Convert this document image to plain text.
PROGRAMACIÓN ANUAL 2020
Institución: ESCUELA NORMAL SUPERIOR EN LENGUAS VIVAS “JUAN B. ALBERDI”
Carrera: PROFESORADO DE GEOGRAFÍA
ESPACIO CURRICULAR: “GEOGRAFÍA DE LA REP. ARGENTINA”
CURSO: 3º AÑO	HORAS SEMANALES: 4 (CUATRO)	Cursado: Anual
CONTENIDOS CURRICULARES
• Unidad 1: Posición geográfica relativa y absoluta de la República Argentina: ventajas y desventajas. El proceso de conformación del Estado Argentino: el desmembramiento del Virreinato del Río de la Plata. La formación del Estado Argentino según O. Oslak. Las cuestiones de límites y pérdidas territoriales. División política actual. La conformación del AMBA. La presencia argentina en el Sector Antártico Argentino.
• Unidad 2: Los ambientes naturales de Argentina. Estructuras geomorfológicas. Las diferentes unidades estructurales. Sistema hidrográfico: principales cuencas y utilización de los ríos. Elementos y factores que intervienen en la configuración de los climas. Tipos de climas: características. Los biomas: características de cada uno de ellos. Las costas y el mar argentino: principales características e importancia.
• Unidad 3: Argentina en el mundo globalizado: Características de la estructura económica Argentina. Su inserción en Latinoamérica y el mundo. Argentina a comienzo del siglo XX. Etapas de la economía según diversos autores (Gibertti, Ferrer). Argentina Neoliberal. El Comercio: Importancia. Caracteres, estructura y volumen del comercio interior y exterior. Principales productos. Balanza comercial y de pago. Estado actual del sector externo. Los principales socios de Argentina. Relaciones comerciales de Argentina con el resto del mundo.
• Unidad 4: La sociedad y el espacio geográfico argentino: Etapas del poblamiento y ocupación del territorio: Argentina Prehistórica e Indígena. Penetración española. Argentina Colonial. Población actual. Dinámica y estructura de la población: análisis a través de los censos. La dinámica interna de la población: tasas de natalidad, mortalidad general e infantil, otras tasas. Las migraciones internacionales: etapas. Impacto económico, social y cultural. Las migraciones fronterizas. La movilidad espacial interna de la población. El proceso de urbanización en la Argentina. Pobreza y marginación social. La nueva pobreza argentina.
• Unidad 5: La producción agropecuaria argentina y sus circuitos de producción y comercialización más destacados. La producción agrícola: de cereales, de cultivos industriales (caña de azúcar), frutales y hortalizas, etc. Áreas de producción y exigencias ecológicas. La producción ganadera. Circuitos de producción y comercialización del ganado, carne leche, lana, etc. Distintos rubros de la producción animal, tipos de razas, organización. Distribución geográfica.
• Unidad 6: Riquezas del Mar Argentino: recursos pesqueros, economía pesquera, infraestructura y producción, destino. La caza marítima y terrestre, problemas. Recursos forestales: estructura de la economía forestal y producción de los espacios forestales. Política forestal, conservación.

■ ■ ■ ■ ■ ■ ■

* [Problem to work on] Every line containing the string "principales" must be listed.

* [Full response]
• Unidad 2: Los ambientes naturales de Argentina. Estructuras geomorfológicas. Las diferentes unidades estructurales. Sistema hidrográfico: principales cuencas y utilización de los ríos. Elementos y factores que intervienen en la configuración de los climas. Tipos de climas: características. Los biomas: características de cada uno de ellos. Las costas y el mar argentino: principales características e importancia.
• Unidad 3: Argentina en el mundo globalizado: Características de la estructura económica Argentina. Su inserción en Latinoamérica y el mundo. Argentina a comienzo del siglo XX. Etapas de la economía según diversos autores (Gibertti, Ferrer). Argentina Neoliberal. El Comercio: Importancia. Caracteres, estructura y volumen del comercio interior y exterior. Principales productos. Balanza comercial y de pago. Estado actual del sector externo. Los principales socios de Argentina. Relaciones comerciales de Argentina con el resto del mundo.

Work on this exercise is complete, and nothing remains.